WHAT IS ASKED: Please resume the short piece about slow, repeating mornings from its final sentence.

ARTICLE:
--
Proclamation

The days bleed into each other. If we learn of the day, it’s all the same. Everyday is Sunday or everyday Wednesday. Mornings stuck in bed. We promise ourselves we’ll wake up earlier tomorrow, but somehow we dismiss the 4 alarms we set. Defeated, giving into warmth, in the bed of our Dream Away Palace.

“Good morning, beautiful. Did you have any dreams?”

And so begins the daily ritual. Consequently, mornings begin late. Tomorrow, tomorrow, we’ll be better tomorrow.

There is comfort in the known. I know what today will be like and foresee what tomorrow will bring. The fire is lit, breakfast made. I’m just now rolling our shared tobacco. Something as simple as this. A slight change, a minutiae of growth is big in my eyes. He grins sweetly at my first success and I grin back proudly.
--
Element position data
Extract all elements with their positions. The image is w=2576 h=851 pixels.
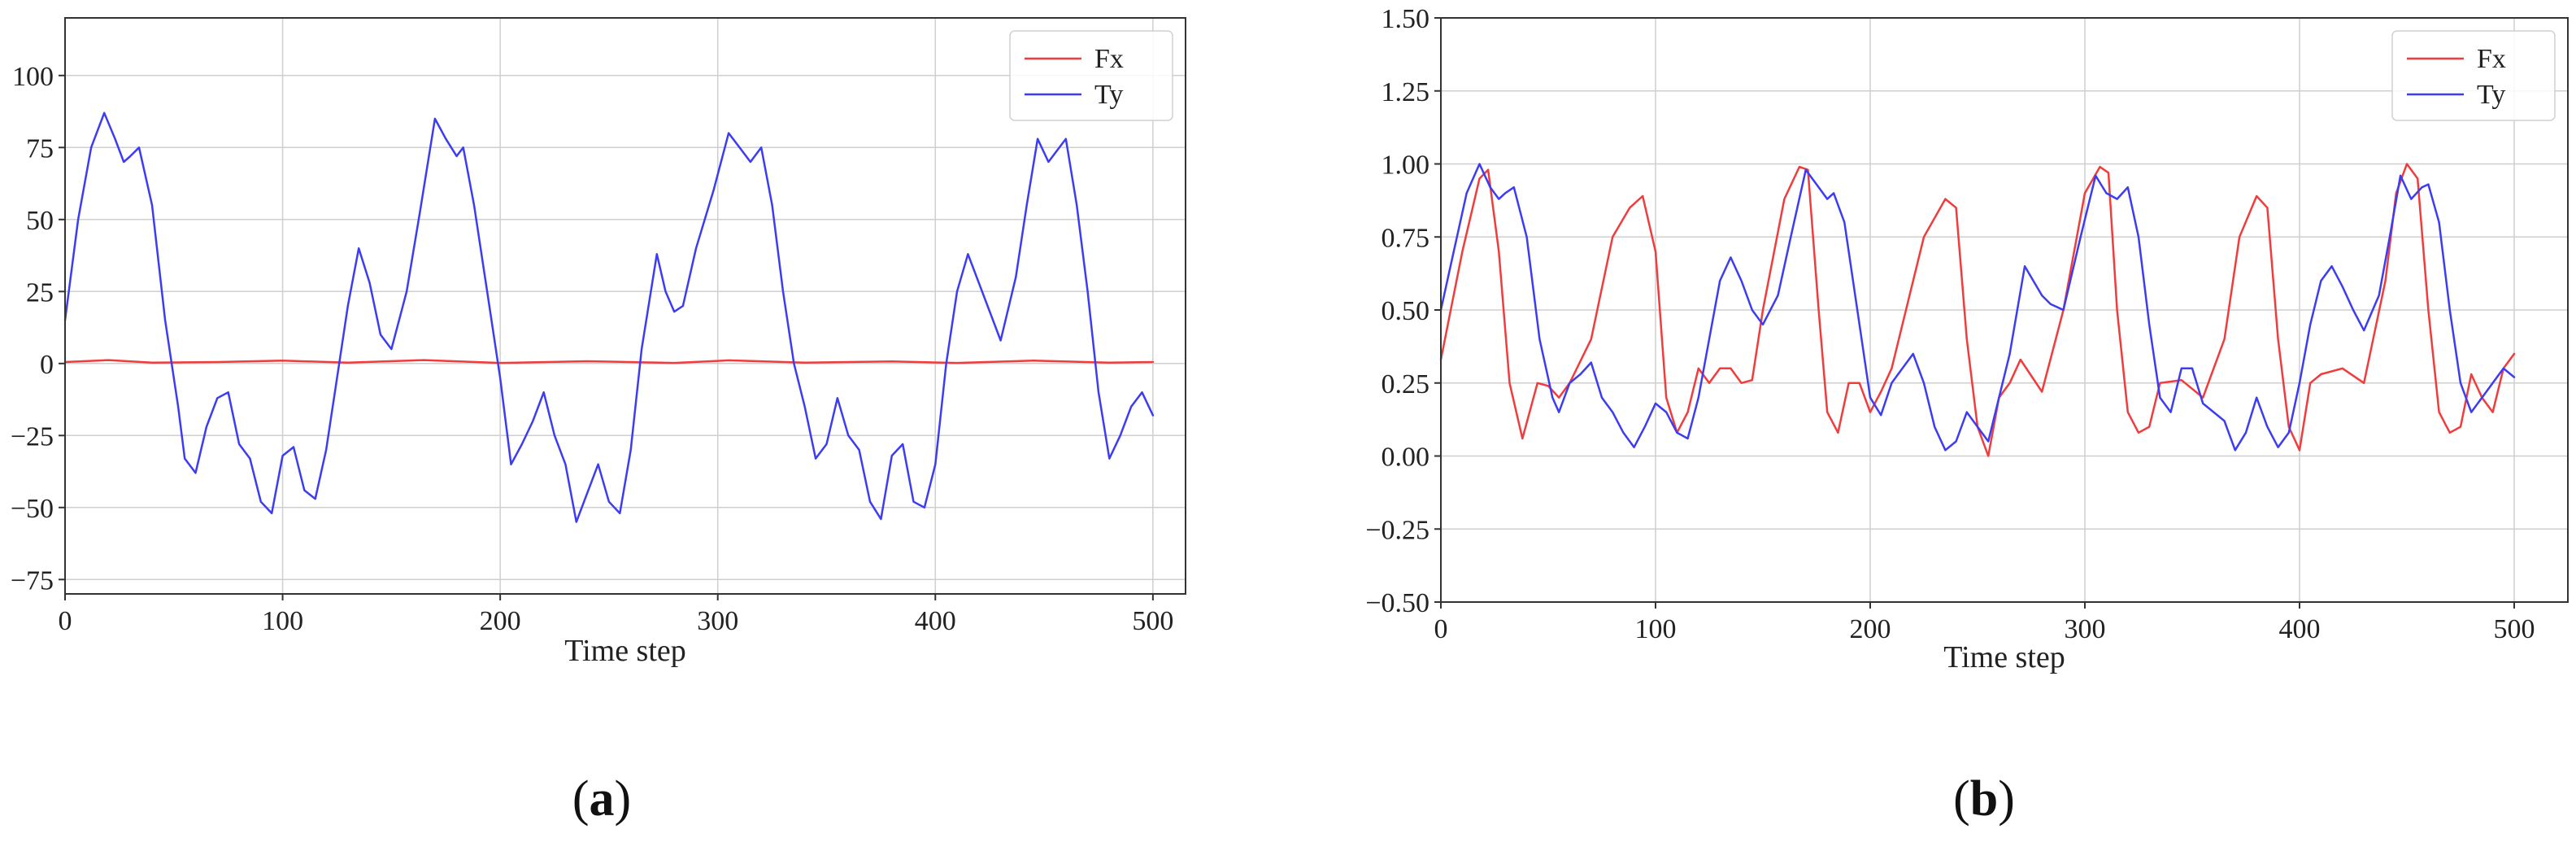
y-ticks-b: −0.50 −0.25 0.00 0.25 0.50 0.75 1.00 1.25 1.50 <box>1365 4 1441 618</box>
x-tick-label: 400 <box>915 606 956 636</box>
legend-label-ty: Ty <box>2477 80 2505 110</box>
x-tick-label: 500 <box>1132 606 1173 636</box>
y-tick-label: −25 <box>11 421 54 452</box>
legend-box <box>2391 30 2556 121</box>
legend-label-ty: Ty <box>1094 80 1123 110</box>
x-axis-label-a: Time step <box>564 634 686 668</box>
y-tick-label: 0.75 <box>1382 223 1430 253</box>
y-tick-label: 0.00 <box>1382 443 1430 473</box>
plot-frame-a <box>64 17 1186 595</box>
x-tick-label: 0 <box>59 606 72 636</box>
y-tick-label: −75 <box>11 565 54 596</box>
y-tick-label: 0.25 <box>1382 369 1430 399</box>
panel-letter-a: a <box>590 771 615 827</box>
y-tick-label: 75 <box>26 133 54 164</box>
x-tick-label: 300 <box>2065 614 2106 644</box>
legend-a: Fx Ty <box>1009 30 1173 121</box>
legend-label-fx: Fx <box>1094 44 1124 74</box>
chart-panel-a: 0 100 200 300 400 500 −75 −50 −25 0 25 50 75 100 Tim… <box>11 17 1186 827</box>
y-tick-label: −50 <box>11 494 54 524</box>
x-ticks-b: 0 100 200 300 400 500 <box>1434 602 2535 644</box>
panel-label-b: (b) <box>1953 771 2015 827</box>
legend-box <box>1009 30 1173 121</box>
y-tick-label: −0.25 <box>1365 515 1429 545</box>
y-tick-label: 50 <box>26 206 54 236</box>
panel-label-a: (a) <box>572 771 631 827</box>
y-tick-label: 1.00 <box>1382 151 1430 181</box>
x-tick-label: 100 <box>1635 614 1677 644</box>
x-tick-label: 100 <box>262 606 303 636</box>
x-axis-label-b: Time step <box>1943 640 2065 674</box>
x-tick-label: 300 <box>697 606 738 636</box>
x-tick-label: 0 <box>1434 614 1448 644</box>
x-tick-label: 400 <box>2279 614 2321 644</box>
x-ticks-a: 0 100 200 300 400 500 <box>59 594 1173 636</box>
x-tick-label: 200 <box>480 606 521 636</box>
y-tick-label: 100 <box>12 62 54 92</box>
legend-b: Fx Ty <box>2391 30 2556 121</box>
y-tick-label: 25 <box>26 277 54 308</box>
--
REPLY TO THE TASK:
Everything is fun size here. From Our little studio we spend our days in, to our miniature stove we light occasionally in the Dream Away, the medieval looking tent. We call it our little tandoori. Little tandoori requires the smallest pieces of wood, a stove fit for a gnome. We doubled over laughing at how ridiculously small it was when it came in the mail. Henry finds zen in the act of chopping tiny pieces. We light tandoori for yoga and special evenings before bed. At night we watch the firey reflections dance on the walls. A small bundle of wood sits in front of the Dream Away, with the flue from the stove sticking out of the tent, I imagine what sort of people, or non-people live there. A British Flag hangs in the entrance. I joke it’s the British Occupation.

It’s kind of crazy, we spend every waking and sleeping moment together. When he leaves to grab something, I say, “Ok bye, miss you already!” Knowing I’ll see him in less than five minutes.

We talk. We talk about our future, our past. From if we were an animal scenarios to if we could change the world. Layer after layer, revealing ourselves. Secrets I’ve held onto for fear he will finally see me and turn away. But instead I’m held tighter, loved deeper. Embraced.

This time it’s different. The fear of expressing the truth of our hearts is open. And finding validation in those three words is real. This moment, these days, they won’t last forever. Shortly, we will part and continue onward towards our dreams. But this love, this bond, this truth-it’s solid and strong, unwavering, and real.

I thank the stars for giving me something to hold onto. For giving me a home. When I have searched for so long to find this home, seeking it in other countries, other towns, other places. I’ve found it in a heart.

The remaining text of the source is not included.